### Extracted data
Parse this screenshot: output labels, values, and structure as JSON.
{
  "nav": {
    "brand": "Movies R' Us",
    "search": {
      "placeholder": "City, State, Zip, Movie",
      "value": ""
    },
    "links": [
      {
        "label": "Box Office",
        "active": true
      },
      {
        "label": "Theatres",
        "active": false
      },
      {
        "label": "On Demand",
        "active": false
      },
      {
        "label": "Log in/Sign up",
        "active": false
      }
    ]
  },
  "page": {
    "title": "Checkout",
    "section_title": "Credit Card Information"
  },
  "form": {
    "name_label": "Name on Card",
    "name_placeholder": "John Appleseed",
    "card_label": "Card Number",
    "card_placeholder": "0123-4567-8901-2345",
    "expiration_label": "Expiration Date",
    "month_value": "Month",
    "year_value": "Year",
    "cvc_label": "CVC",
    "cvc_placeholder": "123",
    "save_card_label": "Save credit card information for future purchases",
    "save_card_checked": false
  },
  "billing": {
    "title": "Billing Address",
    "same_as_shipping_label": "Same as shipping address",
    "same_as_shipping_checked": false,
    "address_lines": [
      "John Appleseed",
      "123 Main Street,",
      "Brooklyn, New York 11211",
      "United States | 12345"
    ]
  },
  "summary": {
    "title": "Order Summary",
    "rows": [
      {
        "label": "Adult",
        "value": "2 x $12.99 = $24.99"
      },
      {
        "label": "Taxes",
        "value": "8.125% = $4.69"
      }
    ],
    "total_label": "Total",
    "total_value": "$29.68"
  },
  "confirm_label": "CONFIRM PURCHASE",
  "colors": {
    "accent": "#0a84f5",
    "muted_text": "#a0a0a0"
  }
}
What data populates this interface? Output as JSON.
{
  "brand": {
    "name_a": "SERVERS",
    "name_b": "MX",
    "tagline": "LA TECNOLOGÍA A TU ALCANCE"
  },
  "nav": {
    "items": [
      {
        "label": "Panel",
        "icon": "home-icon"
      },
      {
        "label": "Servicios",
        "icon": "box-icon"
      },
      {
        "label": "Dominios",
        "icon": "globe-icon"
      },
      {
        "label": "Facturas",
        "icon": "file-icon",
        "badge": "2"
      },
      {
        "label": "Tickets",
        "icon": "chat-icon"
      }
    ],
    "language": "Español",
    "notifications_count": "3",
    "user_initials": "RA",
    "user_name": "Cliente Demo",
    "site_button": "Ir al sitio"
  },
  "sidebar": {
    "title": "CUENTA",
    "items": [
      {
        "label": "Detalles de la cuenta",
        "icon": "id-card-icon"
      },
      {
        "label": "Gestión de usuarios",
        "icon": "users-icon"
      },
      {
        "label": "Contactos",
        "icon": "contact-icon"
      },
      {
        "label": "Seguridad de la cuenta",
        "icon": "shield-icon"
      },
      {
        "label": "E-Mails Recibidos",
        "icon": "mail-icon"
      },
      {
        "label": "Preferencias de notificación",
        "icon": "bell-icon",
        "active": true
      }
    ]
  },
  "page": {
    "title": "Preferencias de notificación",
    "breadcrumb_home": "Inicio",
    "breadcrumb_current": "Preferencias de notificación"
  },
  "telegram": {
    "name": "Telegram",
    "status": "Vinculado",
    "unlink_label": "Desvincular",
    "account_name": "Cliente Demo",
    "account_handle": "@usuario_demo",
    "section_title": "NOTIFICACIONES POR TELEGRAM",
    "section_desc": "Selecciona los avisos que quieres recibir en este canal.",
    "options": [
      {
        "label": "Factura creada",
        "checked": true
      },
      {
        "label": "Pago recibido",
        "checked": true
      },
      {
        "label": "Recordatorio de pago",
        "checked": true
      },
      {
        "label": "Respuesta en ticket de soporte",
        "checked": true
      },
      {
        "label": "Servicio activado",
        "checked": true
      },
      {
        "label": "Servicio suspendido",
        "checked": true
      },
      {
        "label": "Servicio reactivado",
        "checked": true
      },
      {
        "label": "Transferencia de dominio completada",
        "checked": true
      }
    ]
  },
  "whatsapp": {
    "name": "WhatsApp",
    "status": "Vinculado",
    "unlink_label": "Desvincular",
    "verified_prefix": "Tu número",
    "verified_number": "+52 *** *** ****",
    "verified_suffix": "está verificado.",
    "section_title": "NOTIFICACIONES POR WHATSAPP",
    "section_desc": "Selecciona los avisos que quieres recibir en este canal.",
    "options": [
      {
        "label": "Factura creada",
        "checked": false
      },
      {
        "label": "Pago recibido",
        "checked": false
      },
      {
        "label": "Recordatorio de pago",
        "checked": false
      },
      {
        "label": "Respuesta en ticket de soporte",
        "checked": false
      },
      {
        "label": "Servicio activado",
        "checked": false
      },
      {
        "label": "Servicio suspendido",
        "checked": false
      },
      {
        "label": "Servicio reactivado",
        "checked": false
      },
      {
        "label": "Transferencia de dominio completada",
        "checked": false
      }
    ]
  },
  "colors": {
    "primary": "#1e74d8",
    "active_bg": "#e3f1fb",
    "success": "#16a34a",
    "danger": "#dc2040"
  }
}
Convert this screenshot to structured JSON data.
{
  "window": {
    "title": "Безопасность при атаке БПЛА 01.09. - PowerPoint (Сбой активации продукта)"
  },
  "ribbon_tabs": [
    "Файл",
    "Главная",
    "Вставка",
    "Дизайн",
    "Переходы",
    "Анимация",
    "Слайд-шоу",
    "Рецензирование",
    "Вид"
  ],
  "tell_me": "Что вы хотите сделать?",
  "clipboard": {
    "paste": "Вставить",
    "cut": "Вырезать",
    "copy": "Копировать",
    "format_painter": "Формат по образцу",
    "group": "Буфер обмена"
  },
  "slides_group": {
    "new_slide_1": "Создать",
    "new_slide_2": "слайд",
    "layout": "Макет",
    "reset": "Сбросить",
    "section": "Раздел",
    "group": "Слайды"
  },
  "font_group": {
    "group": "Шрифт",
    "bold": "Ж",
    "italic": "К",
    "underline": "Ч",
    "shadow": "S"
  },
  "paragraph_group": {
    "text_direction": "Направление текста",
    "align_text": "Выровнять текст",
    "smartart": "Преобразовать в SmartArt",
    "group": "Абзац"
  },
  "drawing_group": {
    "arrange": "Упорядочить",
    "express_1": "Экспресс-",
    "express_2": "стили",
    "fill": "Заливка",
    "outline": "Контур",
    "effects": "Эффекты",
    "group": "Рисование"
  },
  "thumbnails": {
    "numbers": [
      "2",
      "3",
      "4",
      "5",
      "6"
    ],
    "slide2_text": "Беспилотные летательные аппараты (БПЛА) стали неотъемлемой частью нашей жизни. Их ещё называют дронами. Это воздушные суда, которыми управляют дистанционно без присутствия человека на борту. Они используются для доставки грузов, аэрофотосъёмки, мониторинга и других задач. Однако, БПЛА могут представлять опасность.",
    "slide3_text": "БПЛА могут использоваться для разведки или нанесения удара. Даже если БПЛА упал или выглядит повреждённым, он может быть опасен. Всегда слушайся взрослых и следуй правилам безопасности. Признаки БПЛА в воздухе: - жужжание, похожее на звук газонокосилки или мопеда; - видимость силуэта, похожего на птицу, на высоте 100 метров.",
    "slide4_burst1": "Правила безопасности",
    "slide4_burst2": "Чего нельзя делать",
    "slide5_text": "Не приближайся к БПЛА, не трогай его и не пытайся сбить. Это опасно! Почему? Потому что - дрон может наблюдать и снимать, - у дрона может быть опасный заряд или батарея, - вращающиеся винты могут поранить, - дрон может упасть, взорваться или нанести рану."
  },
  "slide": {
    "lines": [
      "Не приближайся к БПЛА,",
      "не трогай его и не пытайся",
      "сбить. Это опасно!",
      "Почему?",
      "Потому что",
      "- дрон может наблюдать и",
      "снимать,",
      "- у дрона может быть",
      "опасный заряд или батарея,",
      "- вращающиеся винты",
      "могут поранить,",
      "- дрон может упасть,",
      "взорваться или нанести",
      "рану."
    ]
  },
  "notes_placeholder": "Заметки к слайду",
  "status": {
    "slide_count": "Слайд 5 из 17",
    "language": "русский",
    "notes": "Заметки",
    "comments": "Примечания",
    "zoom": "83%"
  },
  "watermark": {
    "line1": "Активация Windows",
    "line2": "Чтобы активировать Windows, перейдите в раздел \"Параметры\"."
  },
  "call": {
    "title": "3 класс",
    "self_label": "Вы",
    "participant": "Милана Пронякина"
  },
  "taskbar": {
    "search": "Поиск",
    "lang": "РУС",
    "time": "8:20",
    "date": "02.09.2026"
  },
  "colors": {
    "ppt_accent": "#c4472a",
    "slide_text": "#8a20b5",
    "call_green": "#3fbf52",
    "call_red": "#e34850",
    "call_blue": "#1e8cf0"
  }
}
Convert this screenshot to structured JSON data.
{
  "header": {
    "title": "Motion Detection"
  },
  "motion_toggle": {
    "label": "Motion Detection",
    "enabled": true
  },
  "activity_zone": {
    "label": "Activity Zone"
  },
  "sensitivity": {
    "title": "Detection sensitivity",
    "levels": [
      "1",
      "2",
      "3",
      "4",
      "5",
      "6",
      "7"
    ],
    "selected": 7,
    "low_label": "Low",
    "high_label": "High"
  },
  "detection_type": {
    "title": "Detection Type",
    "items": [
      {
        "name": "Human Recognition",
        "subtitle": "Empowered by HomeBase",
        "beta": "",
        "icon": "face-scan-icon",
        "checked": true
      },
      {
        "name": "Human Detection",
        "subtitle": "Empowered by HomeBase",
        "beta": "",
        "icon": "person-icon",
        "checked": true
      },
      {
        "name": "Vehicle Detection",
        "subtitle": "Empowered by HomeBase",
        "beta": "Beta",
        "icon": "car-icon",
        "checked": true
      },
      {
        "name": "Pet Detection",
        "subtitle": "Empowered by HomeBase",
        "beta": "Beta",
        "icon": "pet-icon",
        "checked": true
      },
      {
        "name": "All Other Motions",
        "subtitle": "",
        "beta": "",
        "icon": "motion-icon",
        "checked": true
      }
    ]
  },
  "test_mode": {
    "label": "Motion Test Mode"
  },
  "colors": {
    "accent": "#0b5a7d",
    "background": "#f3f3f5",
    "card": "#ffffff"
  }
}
######
**Directions**
Filter out every line that lacks the word "JSON", and copy the rest.

**The output**
Parse this screenshot: output labels, values, and structure as JSON.
What data populates this interface? Output as JSON.
Convert this screenshot to structured JSON data.
Convert this screenshot to structured JSON data.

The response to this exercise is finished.